• [WHAT IS NEEDED] Count lines holding the string "color" in the data that follows. Reply with one number only.

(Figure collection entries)
»»

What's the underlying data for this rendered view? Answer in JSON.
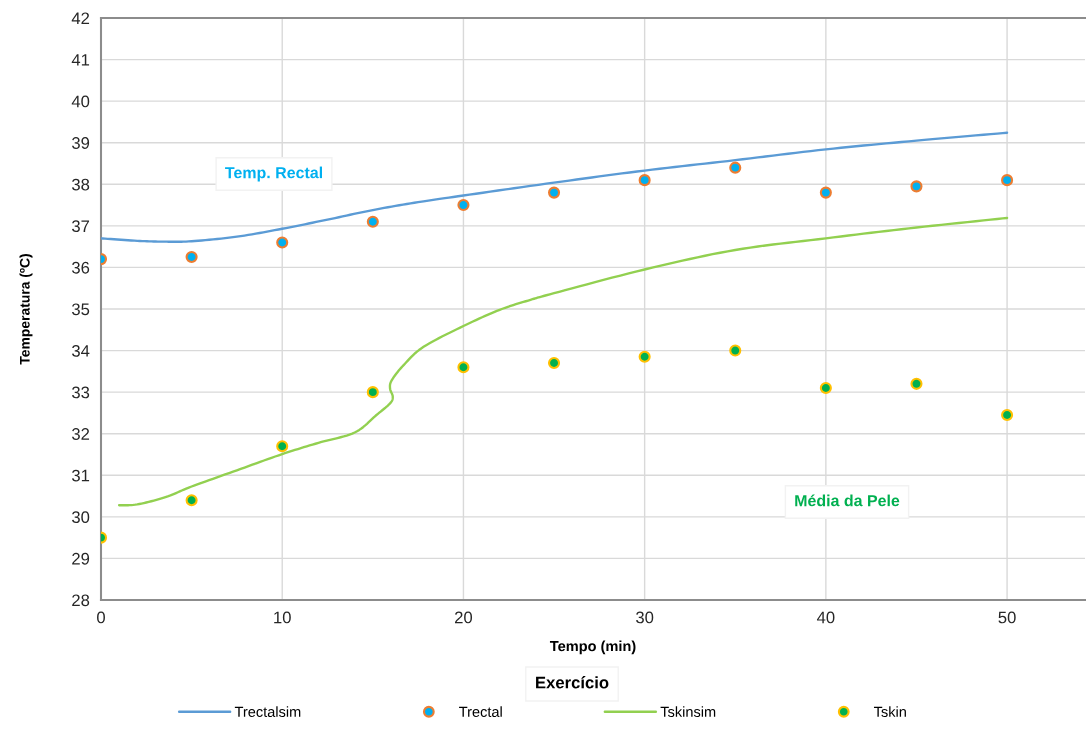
{
  "chart_data": {
    "type": "scatter",
    "xlabel": "Tempo (min)",
    "ylabel": "Temperatura (ºC)",
    "x": [
      0,
      5,
      10,
      15,
      20,
      25,
      30,
      35,
      40,
      45,
      50
    ],
    "series": [
      {
        "name": "Trectalsim",
        "type": "line",
        "marker": "none",
        "color": "#5b9bd5",
        "x": [
          0,
          2,
          3.5,
          5,
          7.5,
          10,
          12.5,
          15,
          17.5,
          20,
          25,
          30,
          35,
          40,
          45,
          50
        ],
        "values": [
          36.7,
          36.64,
          36.62,
          36.63,
          36.74,
          36.93,
          37.15,
          37.38,
          37.57,
          37.73,
          38.04,
          38.33,
          38.58,
          38.84,
          39.05,
          39.24
        ]
      },
      {
        "name": "Trectal",
        "color": "#00b0f0",
        "values": [
          36.2,
          36.25,
          36.6,
          37.1,
          37.5,
          37.8,
          38.1,
          38.4,
          37.8,
          37.95,
          38.1
        ]
      },
      {
        "name": "Tskinsim",
        "type": "line",
        "marker": "none",
        "color": "#92d050",
        "x": [
          1,
          2,
          3.6,
          5,
          7.5,
          10,
          12,
          14,
          15.2,
          15.95,
          16.1,
          15.95,
          16.05,
          16.7,
          17.8,
          20,
          22,
          23.7,
          25,
          30,
          35,
          40,
          45,
          50
        ],
        "values": [
          30.28,
          30.3,
          30.48,
          30.73,
          31.12,
          31.51,
          31.78,
          32.03,
          32.45,
          32.73,
          32.89,
          33.09,
          33.29,
          33.65,
          34.09,
          34.59,
          34.98,
          35.22,
          35.38,
          35.95,
          36.42,
          36.7,
          36.96,
          37.19
        ]
      },
      {
        "name": "Tskin",
        "color": "#00b050",
        "values": [
          29.5,
          30.4,
          31.7,
          33.0,
          33.6,
          33.7,
          33.85,
          34.0,
          33.1,
          33.2,
          32.45
        ]
      }
    ],
    "xlim": [
      0,
      54.3
    ],
    "xticks": [
      0,
      10,
      20,
      30,
      40,
      50
    ],
    "ylim": [
      28,
      42
    ],
    "yticks": [
      28,
      29,
      30,
      31,
      32,
      33,
      34,
      35,
      36,
      37,
      38,
      39,
      40,
      41,
      42
    ],
    "grid": true,
    "legend": "bottom",
    "marker": "circle",
    "line_style": "solid",
    "annotations": [
      "Temp. Rectal",
      "Média da Pele",
      "Exercício"
    ]
  }
}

««

• [THE ANSWER] 4